## Exercise prompt
In the entries below, find every line with "судовой" and copy it.

## Materials provided

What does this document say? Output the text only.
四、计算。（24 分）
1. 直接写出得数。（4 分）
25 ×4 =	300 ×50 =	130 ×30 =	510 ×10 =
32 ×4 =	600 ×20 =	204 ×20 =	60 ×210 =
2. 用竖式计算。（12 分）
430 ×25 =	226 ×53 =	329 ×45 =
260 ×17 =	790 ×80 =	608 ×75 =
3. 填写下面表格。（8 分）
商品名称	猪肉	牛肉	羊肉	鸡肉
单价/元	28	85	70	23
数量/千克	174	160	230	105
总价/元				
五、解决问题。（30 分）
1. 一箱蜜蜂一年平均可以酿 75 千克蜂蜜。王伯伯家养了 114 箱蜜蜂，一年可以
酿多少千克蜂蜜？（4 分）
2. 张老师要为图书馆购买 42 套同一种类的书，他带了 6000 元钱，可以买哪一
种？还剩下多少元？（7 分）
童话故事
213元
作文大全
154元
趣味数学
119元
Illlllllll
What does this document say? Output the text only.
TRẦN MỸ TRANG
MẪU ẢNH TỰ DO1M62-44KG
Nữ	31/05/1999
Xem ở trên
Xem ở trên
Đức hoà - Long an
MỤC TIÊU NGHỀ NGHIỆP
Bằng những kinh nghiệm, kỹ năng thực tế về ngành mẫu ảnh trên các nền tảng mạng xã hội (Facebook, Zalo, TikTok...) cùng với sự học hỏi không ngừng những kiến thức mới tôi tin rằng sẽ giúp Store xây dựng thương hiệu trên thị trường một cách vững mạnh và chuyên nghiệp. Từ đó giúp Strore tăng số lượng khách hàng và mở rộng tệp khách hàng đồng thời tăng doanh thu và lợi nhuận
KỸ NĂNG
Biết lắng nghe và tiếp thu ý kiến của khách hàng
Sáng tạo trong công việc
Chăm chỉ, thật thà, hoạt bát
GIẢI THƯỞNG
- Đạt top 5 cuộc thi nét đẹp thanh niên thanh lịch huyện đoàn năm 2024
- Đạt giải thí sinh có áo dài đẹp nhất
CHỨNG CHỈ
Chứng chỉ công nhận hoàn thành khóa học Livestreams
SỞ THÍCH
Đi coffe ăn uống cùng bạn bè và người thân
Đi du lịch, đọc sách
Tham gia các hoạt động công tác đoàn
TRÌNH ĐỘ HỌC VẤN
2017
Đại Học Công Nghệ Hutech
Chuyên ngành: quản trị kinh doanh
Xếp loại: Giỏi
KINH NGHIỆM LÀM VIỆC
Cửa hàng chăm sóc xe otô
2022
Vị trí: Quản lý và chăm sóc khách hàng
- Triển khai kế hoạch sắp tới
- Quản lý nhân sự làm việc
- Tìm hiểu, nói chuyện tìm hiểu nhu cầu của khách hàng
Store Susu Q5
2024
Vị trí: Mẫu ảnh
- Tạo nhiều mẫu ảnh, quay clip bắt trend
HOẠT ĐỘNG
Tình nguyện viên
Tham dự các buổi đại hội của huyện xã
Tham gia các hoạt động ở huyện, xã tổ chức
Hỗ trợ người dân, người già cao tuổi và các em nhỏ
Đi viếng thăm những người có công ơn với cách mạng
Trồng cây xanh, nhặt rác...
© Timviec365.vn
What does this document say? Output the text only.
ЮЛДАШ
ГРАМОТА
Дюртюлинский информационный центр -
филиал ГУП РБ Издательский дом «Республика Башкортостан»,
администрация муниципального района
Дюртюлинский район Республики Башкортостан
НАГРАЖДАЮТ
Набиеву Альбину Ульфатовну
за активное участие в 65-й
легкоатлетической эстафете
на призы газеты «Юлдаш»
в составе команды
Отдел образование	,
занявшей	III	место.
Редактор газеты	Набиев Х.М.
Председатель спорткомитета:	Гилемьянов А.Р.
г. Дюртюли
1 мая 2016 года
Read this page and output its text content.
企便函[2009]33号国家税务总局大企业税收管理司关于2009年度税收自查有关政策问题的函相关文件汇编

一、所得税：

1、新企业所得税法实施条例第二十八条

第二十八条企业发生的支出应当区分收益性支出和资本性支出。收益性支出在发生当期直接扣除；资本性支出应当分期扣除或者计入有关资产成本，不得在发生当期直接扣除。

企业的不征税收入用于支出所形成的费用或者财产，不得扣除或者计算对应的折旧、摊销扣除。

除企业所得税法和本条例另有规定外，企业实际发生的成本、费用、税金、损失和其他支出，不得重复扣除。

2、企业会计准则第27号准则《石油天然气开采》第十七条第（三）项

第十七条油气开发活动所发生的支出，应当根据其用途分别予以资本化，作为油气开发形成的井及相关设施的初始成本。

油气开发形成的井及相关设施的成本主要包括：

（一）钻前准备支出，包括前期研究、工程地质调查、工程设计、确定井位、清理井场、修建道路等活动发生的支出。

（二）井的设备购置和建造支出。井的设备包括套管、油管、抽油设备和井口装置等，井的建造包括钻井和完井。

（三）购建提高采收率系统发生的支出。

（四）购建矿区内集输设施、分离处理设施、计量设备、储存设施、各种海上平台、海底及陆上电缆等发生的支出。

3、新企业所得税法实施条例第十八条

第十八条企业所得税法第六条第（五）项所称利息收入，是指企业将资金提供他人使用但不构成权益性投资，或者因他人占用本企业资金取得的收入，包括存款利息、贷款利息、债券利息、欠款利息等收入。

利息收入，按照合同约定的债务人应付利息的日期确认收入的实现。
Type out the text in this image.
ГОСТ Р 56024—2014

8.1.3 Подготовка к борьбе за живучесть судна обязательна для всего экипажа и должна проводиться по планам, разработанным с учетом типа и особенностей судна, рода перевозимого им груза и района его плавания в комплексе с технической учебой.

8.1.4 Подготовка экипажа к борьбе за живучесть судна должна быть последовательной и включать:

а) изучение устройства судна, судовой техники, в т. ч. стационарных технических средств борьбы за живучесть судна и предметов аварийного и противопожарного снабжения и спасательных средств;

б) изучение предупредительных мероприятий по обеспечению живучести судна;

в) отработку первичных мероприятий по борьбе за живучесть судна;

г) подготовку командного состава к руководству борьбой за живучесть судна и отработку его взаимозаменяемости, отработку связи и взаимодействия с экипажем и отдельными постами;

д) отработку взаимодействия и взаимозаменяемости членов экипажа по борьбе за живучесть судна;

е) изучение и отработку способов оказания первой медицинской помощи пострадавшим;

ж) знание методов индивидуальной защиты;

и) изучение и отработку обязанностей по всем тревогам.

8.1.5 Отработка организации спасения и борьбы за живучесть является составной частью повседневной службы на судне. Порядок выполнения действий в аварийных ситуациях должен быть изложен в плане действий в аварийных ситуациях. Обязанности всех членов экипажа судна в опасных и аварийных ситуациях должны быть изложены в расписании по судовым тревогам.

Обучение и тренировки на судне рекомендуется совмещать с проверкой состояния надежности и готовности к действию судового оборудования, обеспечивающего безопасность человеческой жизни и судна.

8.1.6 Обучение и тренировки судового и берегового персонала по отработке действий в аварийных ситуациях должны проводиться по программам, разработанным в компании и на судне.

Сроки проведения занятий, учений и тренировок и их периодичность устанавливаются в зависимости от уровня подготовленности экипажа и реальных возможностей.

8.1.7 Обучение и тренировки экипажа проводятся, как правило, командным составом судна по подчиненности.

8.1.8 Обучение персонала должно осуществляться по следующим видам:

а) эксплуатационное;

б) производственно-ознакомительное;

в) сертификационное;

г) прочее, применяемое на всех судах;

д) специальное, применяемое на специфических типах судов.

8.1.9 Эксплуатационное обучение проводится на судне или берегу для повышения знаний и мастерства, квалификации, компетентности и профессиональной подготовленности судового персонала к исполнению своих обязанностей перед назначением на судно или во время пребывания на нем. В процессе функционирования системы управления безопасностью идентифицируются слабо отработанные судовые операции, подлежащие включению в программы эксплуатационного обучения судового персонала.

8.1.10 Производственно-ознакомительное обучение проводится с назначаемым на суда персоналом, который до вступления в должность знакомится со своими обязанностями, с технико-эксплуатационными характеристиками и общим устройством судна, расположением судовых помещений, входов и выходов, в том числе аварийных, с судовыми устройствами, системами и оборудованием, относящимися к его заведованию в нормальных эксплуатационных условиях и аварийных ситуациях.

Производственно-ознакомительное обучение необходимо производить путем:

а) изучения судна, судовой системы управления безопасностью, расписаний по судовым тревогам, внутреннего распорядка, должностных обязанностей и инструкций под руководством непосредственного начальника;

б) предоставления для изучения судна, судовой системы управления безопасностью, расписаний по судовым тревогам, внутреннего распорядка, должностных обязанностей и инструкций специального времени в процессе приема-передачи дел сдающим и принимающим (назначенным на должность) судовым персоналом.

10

## Written reply
а) изучение устройства судна, судовой техники, в т. ч. стационарных технических средств борьбы за живучесть судна и предметов аварийного и противопожарного снабжения и спасательных средств;
а) изучения судна, судовой системы управления безопасностью, расписаний по судовым тревогам, внутреннего распорядка, должностных обязанностей и инструкций под руководством непосредственного начальника;
б) предоставления для изучения судна, судовой системы управления безопасностью, расписаний по судовым тревогам, внутреннего распорядка, должностных обязанностей и инструкций специального времени в процессе приема-передачи дел сдающим и принимающим (назначенным на должность) судовым персоналом.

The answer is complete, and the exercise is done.